Exercise data:
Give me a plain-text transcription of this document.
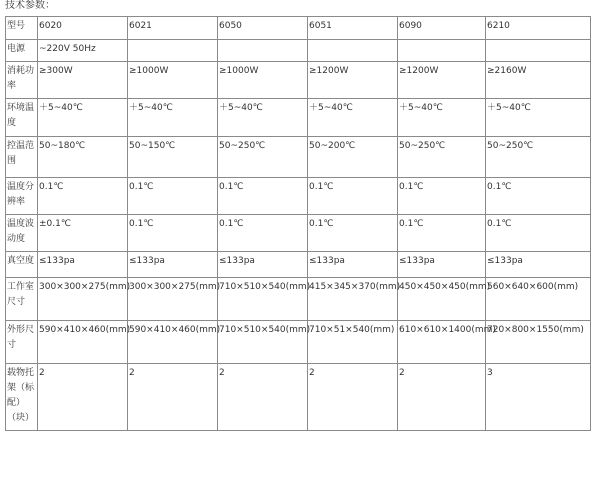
技术参数：
型号	6020	6021	6050	6051	6090	6210
电源	~220V 50Hz					
消耗功率	≥300W	≥1000W	≥1000W	≥1200W	≥1200W	≥2160W
环境温度	＋5~40℃	＋5~40℃	＋5~40℃	＋5~40℃	＋5~40℃	＋5~40℃
控温范围	50~180℃	50~150℃	50~250℃	50~200℃	50~250℃	50~250℃
温度分辨率	0.1℃	0.1℃	0.1℃	0.1℃	0.1℃	0.1℃
温度波动度	±0.1℃	0.1℃	0.1℃	0.1℃	0.1℃	0.1℃
真空度	≤133pa	≤133pa	≤133pa	≤133pa	≤133pa	≤133pa
工作室尺寸	300×300×275(mm)	300×300×275(mm)	710×510×540(mm)	415×345×370(mm)	450×450×450(mm)	560×640×600(mm)
外形尺寸	590×410×460(mm)	590×410×460(mm)	710×510×540(mm)	710×51×540(mm)	610×610×1400(mm)	720×800×1550(mm)
载物托架（标配）（块）	2	2	2	2	2	3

What you need to do: Retype every record above exactly as written, but leave out the pictures.

Solution for this exercise:
Give me a plain-text transcription of this document.
技术参数：
型号	6020	6021	6050	6051	6090	6210
电源	~220V 50Hz					
消耗功率	≥300W	≥1000W	≥1000W	≥1200W	≥1200W	≥2160W
环境温度	＋5~40℃	＋5~40℃	＋5~40℃	＋5~40℃	＋5~40℃	＋5~40℃
控温范围	50~180℃	50~150℃	50~250℃	50~200℃	50~250℃	50~250℃
温度分辨率	0.1℃	0.1℃	0.1℃	0.1℃	0.1℃	0.1℃
温度波动度	±0.1℃	0.1℃	0.1℃	0.1℃	0.1℃	0.1℃
真空度	≤133pa	≤133pa	≤133pa	≤133pa	≤133pa	≤133pa
工作室尺寸	300×300×275(mm)	300×300×275(mm)	710×510×540(mm)	415×345×370(mm)	450×450×450(mm)	560×640×600(mm)
外形尺寸	590×410×460(mm)	590×410×460(mm)	710×510×540(mm)	710×51×540(mm)	610×610×1400(mm)	720×800×1550(mm)
载物托架（标配）（块）	2	2	2	2	2	3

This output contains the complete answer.